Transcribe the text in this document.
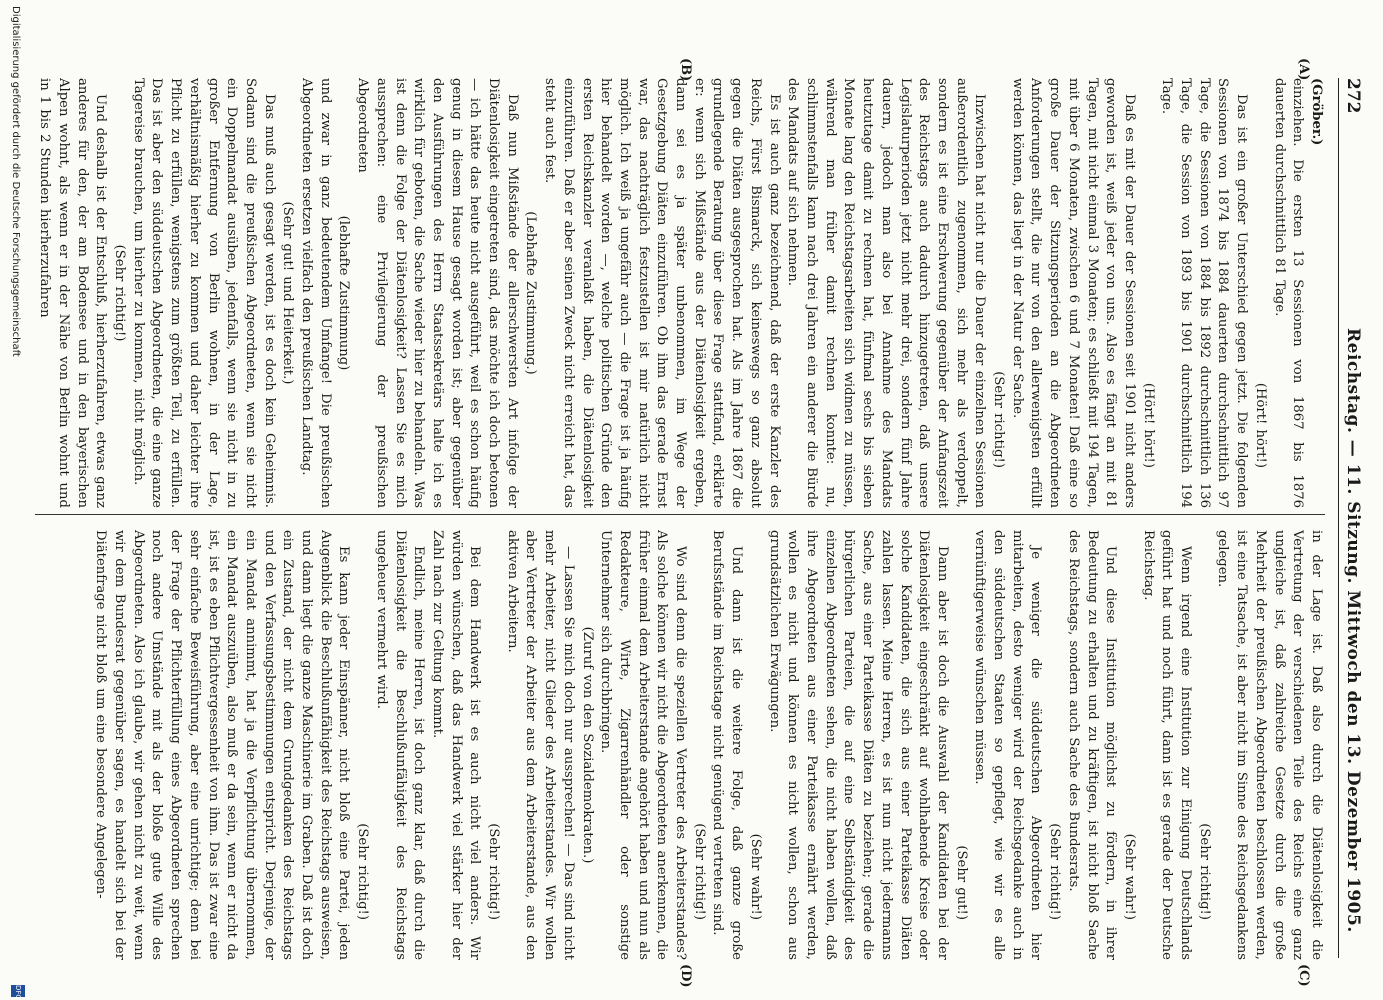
272
Reichstag. — 11. Sitzung. Mittwoch den 13. Dezember 1905.
(A)
(B)
(C)
(D)

(Gröber.)

einziehen. Die ersten 13 Sessionen von 1867 bis 1876 dauerten durchschnittlich 81 Tage.

(Hört! hört!)

Das ist ein großer Unterschied gegen jetzt. Die folgenden Sessionen von 1874 bis 1884 dauerten durchschnittlich 97 Tage, die Sessionen von 1884 bis 1892 durchschnittlich 136 Tage, die Session von 1893 bis 1901 durchschnittlich 194 Tage.

(Hört! hört!)

Daß es mit der Dauer der Sessionen seit 1901 nicht anders geworden ist, weiß jeder von uns. Also es fängt an mit 81 Tagen, mit nicht einmal 3 Monaten; es schließt mit 194 Tagen, mit über 6 Monaten, zwischen 6 und 7 Monaten! Daß eine so große Dauer der Sitzungsperioden an die Abgeordneten Anforderungen stellt, die nur von den allerwenigsten erfüllt werden können, das liegt in der Natur der Sache.

(Sehr richtig!)

Inzwischen hat nicht nur die Dauer der einzelnen Sessionen außerordentlich zugenommen, sich mehr als verdoppelt, sondern es ist eine Erschwerung gegenüber der Anfangszeit des Reichstags auch dadurch hinzugetreten, daß unsere Legislaturperioden jetzt nicht mehr drei, sondern fünf Jahre dauern, jedoch man also bei Annahme des Mandats heutzutage damit zu rechnen hat, fünfmal sechs bis sieben Monate lang den Reichstagsarbeiten sich widmen zu müssen, während man früher damit rechnen konnte: nu, schlimmstenfalls kann nach drei Jahren ein anderer die Bürde des Mandats auf sich nehmen.

Es ist auch ganz bezeichnend, daß der erste Kanzler des Reichs, Fürst Bismarck, sich keineswegs so ganz absolut gegen die Diäten ausgesprochen hat. Als im Jahre 1867 die grundlegende Beratung über diese Frage stattfand, erklärte er: wenn sich Mißstände aus der Diätenlosigkeit ergeben, dann sei es ja später unbenommen, im Wege der Gesetzgebung Diäten einzuführen. Ob ihm das gerade Ernst war, das nachträglich festzustellen ist mir natürlich nicht möglich. Ich weiß ja ungefähr auch — die Frage ist ja häufig hier behandelt worden —, welche politischen Gründe den ersten Reichskanzler veranlaßt haben, die Diätenlosigkeit einzuführen. Daß er aber seinen Zweck nicht erreicht hat, das steht auch fest.

(Lebhafte Zustimmung.)

Daß nun Mißstände der allerschwersten Art infolge der Diätenlosigkeit eingetreten sind, das möchte ich doch betonen — ich hätte das heute nicht ausgeführt, weil es schon häufig genug in diesem Hause gesagt worden ist; aber gegenüber den Ausführungen des Herrn Staatssekretärs halte ich es wirklich für geboten, die Sache wieder hier zu behandeln. Was ist denn die Folge der Diätenlosigkeit? Lassen Sie es mich aussprechen: eine Privilegierung der preußischen Abgeordneten

(lebhafte Zustimmung)

und zwar in ganz bedeutendem Umfange! Die preußischen Abgeordneten ersetzen vielfach den preußischen Landtag.

(Sehr gut! und Heiterkeit.)

Das muß auch gesagt werden, ist es doch kein Geheimnis. Sodann sind die preußischen Abgeordneten, wenn sie nicht ein Doppelmandat ausüben, jedenfalls, wenn sie nicht in zu großer Entfernung von Berlin wohnen, in der Lage, verhältnismäßig hierher zu kommen und daher leichter ihre Pflicht zu erfüllen, wenigstens zum größten Teil, zu erfüllen. Das ist aber den süddeutschen Abgeordneten, die eine ganze Tagereise brauchen, um hierher zu kommen, nicht möglich.

(Sehr richtig!)

Und deshalb ist der Entschluß, hierherzufahren, etwas ganz anderes für den, der am Bodensee und in den bayerischen Alpen wohnt, als wenn er in der Nähe von Berlin wohnt und in 1 bis 2 Stunden hierherzufahren

in der Lage ist. Daß also durch die Diätenlosigkeit die Vertretung der verschiedenen Teile des Reichs eine ganz ungleiche ist, daß zahlreiche Gesetze durch die große Mehrheit der preußischen Abgeordneten beschlossen werden, ist eine Tatsache, ist aber nicht im Sinne des Reichsgedankens gelegen.

(Sehr richtig!)

Wenn irgend eine Institution zur Einigung Deutschlands geführt hat und noch führt, dann ist es gerade der Deutsche Reichstag.

(Sehr wahr!)

Und diese Institution möglichst zu fördern, in ihrer Bedeutung zu erhalten und zu kräftigen, ist nicht bloß Sache des Reichstags, sondern auch Sache des Bundesrats.

(Sehr richtig!)

Je weniger die süddeutschen Abgeordneten hier mitarbeiten, desto weniger wird der Reichsgedanke auch in den süddeutschen Staaten so gepflegt, wie wir es alle vernünftigerweise wünschen müssen.

(Sehr gut!)

Dann aber ist doch die Auswahl der Kandidaten bei der Diätenlosigkeit eingeschränkt auf wohlhabende Kreise oder solche Kandidaten, die sich aus einer Parteikasse Diäten zahlen lassen. Meine Herren, es ist nun nicht jedermanns Sache, aus einer Parteikasse Diäten zu beziehen; gerade die bürgerlichen Parteien, die auf eine Selbständigkeit des einzelnen Abgeordneten sehen, die nicht haben wollen, daß ihre Abgeordneten aus einer Parteikasse ernährt werden, wollen es nicht und können es nicht wollen, schon aus grundsätzlichen Erwägungen.

(Sehr wahr!)

Und dann ist die weitere Folge, daß ganze große Berufsstände im Reichstage nicht genügend vertreten sind.

(Sehr richtig!)

Wo sind denn die speziellen Vertreter des Arbeiterstandes? Als solche können wir nicht die Abgeordneten anerkennen, die früher einmal dem Arbeiterstande angehört haben und nun als Redakteure, Wirte, Zigarrenhändler oder sonstige Unternehmer sich durchbringen.

(Zuruf von den Sozialdemokraten.)

— Lassen Sie mich doch nur aussprechen! — Das sind nicht mehr Arbeiter, nicht Glieder des Arbeiterstandes. Wir wollen aber Vertreter der Arbeiter aus dem Arbeiterstande, aus den aktiven Arbeitern.

(Sehr richtig!)

Bei dem Handwerk ist es auch nicht viel anders. Wir würden wünschen, daß das Handwerk viel stärker hier der Zahl nach zur Geltung kommt.

Endlich, meine Herren, ist doch ganz klar, daß durch die Diätenlosigkeit die Beschlußunfähigkeit des Reichstags ungeheuer vermehrt wird.

(Sehr richtig!)

Es kann jeder Einspänner, nicht bloß eine Partei, jeden Augenblick die Beschlußunfähigkeit des Reichstags ausweisen, und dann liegt die ganze Maschinerie im Graben. Daß ist doch ein Zustand, der nicht dem Grundgedanken des Reichstags und den Verfassungsbestimmungen entspricht. Derjenige, der ein Mandat annimmt, hat ja die Verpflichtung übernommen, ein Mandat auszuüben, also muß er da sein, wenn er nicht da ist, ist es eben Pflichtvergessenheit von ihm. Das ist zwar eine sehr einfache Beweisführung, aber eine unrichtige; denn bei der Frage der Pflichterfüllung eines Abgeordneten sprechen noch andere Umstände mit als der bloße gute Wille des Abgeordneten. Also ich glaube, wir gehen nicht zu weit, wenn wir dem Bundesrat gegenüber sagen, es handelt sich bei der Diätenfrage nicht bloß um eine besondere Angelegen-

Digitalisierung gefördert durch die Deutsche Forschungsgemeinschaft
DFG
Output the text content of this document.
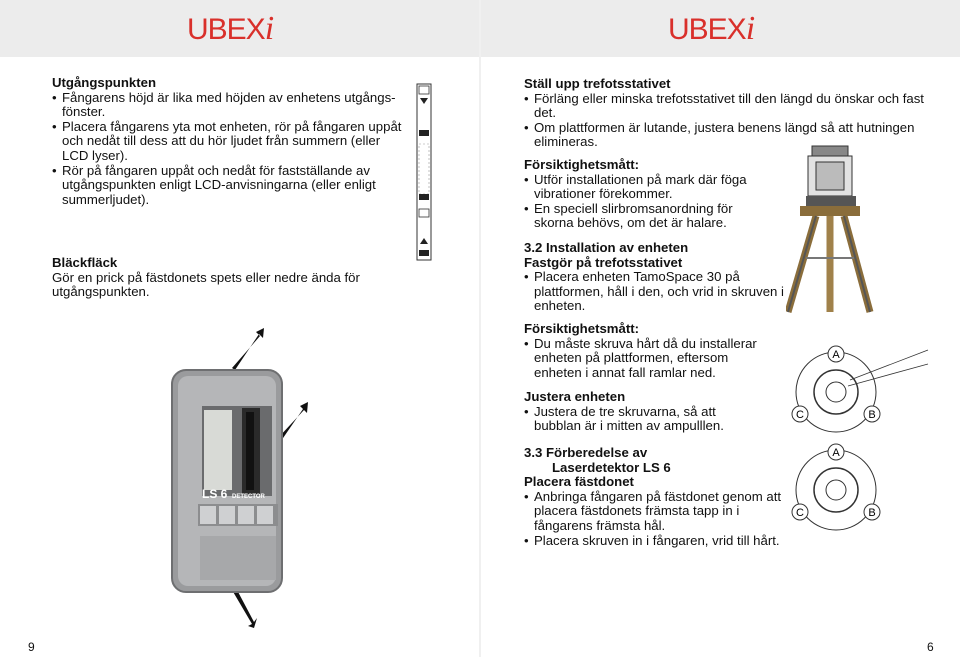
UBEXi
Utgångspunkten
• Fångarens höjd är lika med höjden av enhetens utgångs-fönster.
• Placera fångarens yta mot enheten, rör på fångaren uppåt och nedåt till dess att du hör ljudet från summern (eller LCD lyser).
• Rör på fångaren uppåt och nedåt för fastställande av utgångspunkten enligt LCD-anvisningarna (eller enligt summerljudet).
Bläckfläck
Gör en prick på fästdonets spets eller nedre ända för utgångspunkten.
LS 6 DETECTOR
9
UBEXi
Ställ upp trefotsstativet
• Förläng eller minska trefotsstativet till den längd du önskar och fast det.
• Om plattformen är lutande, justera benens längd så att hutningen elimineras.
Försiktighetsmått:
• Utför installationen på mark där föga vibrationer förekommer.
• En speciell slirbromsanordning för skorna behövs, om det är halare.
3.2 Installation av enheten
Fastgör på trefotsstativet
• Placera enheten TamoSpace 30 på plattformen, håll i den, och vrid in skruven i enheten.
Försiktighetsmått:
• Du måste skruva hårt då du installerar enheten på plattformen, eftersom enheten i annat fall ramlar ned.
Justera enheten
• Justera de tre skruvarna, så att bubblan är i mitten av ampulllen.
A
C	B
3.3 Förberedelse av
Laserdetektor LS 6
Placera fästdonet
• Anbringa fångaren på fästdonet genom att placera fästdonets främsta tapp in i fångarens främsta hål.
• Placera skruven in i fångaren, vrid till hårt.
A
C	B
6
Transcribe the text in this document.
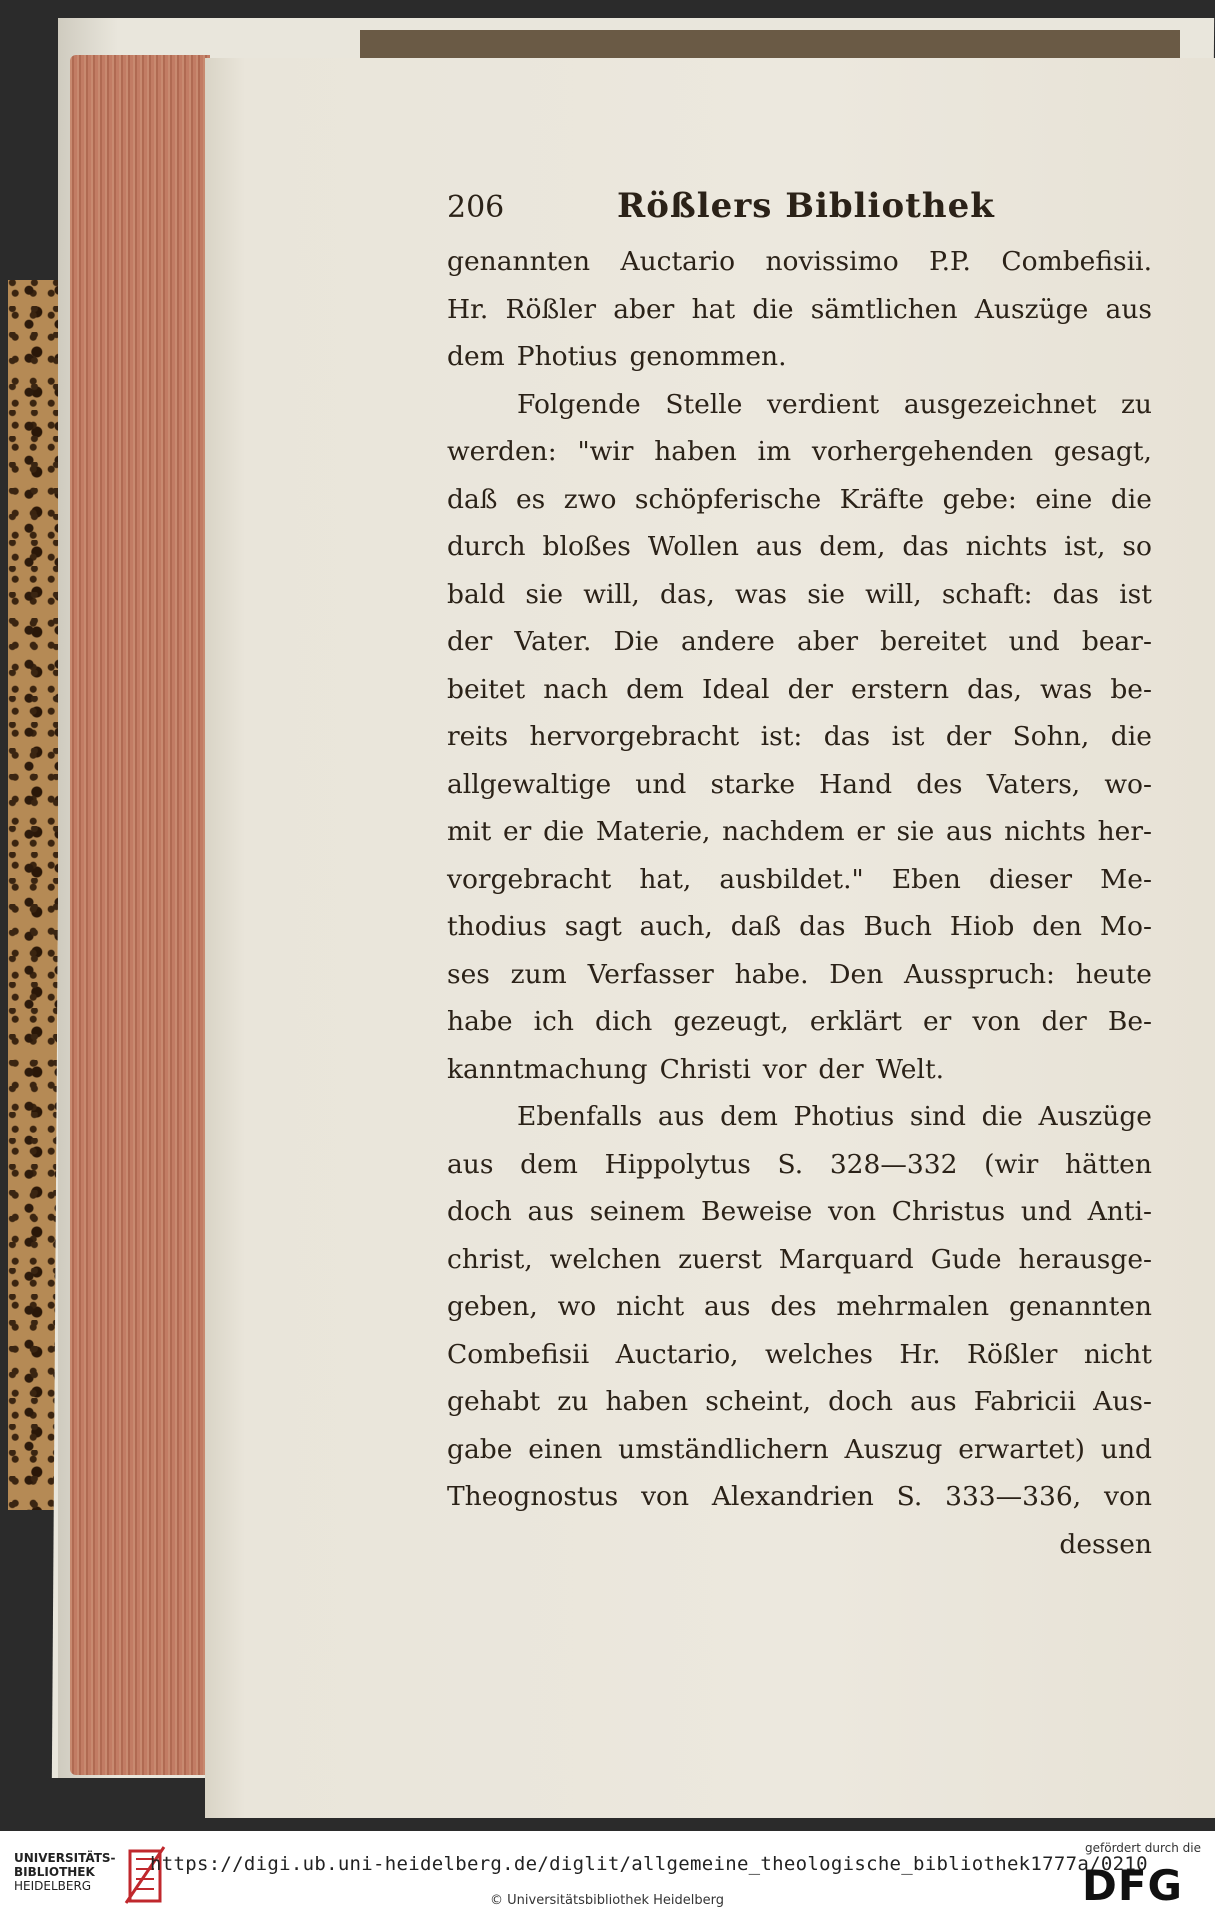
206	Rößlers Bibliothek
genannten Auctario novissimo P.P. Combefisii.
Hr. Rößler aber hat die sämtlichen Auszüge aus
dem Photius genommen.
Folgende Stelle verdient ausgezeichnet zu
werden: "wir haben im vorhergehenden gesagt,
daß es zwo schöpferische Kräfte gebe: eine die
durch bloßes Wollen aus dem, das nichts ist, so
bald sie will, das, was sie will, schaft: das ist
der Vater. Die andere aber bereitet und bear-
beitet nach dem Ideal der erstern das, was be-
reits hervorgebracht ist: das ist der Sohn, die
allgewaltige und starke Hand des Vaters, wo-
mit er die Materie, nachdem er sie aus nichts her-
vorgebracht hat, ausbildet." Eben dieser Me-
thodius sagt auch, daß das Buch Hiob den Mo-
ses zum Verfasser habe. Den Ausspruch: heute
habe ich dich gezeugt, erklärt er von der Be-
kanntmachung Christi vor der Welt.
Ebenfalls aus dem Photius sind die Auszüge
aus dem Hippolytus S. 328—332 (wir hätten
doch aus seinem Beweise von Christus und Anti-
christ, welchen zuerst Marquard Gude herausge-
geben, wo nicht aus des mehrmalen genannten
Combefisii Auctario, welches Hr. Rößler nicht
gehabt zu haben scheint, doch aus Fabricii Aus-
gabe einen umständlichern Auszug erwartet) und
Theognostus von Alexandrien S. 333—336, von
dessen
UNIVERSITÄTS-
BIBLIOTHEK
HEIDELBERG
https://digi.ub.uni-heidelberg.de/diglit/allgemeine_theologische_bibliothek1777a/0210
© Universitätsbibliothek Heidelberg
gefördert durch die
DFG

#####

--- Task ---
What number of lines in the data contain the word "plattformen"? Give the number and nothing else.

--- Finished exercise ---
3